* WHAT THE EXERCISE ASKS *
Could you extract every entry below and reproduce it exactly?

* DATA FOR THIS EXERCISE *
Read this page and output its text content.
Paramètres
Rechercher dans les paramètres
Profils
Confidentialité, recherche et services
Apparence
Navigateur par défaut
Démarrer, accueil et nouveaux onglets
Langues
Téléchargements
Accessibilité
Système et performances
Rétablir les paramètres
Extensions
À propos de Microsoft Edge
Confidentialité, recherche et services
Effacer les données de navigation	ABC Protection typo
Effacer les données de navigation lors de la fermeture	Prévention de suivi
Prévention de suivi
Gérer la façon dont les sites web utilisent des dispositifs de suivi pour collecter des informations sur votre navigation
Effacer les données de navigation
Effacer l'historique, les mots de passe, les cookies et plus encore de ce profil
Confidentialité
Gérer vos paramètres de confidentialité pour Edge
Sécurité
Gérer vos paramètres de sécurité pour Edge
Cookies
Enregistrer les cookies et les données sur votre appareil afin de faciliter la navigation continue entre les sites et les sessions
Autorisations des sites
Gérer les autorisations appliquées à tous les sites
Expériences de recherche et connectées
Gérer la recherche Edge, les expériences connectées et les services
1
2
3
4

* ANSWER TO THE EXERCISE *
Read this page and output its text content.
Paramètres
Rechercher dans les paramètres
Profils
Confidentialité, recherche et services
Apparence
Navigateur par défaut
Démarrer, accueil et nouveaux onglets
Langues
Téléchargements
Accessibilité
Système et performances
Rétablir les paramètres
Extensions
À propos de Microsoft Edge
Confidentialité, recherche et services
Effacer les données de navigation	ABC Protection typo
Effacer les données de navigation lors de la fermeture	Prévention de suivi
Prévention de suivi
Gérer la façon dont les sites web utilisent des dispositifs de suivi pour collecter des informations sur votre navigation
Effacer les données de navigation
Effacer l'historique, les mots de passe, les cookies et plus encore de ce profil
Confidentialité
Gérer vos paramètres de confidentialité pour Edge
Sécurité
Gérer vos paramètres de sécurité pour Edge
Cookies
Enregistrer les cookies et les données sur votre appareil afin de faciliter la navigation continue entre les sites et les sessions
Autorisations des sites
Gérer les autorisations appliquées à tous les sites
Expériences de recherche et connectées
Gérer la recherche Edge, les expériences connectées et les services
1
2
3
4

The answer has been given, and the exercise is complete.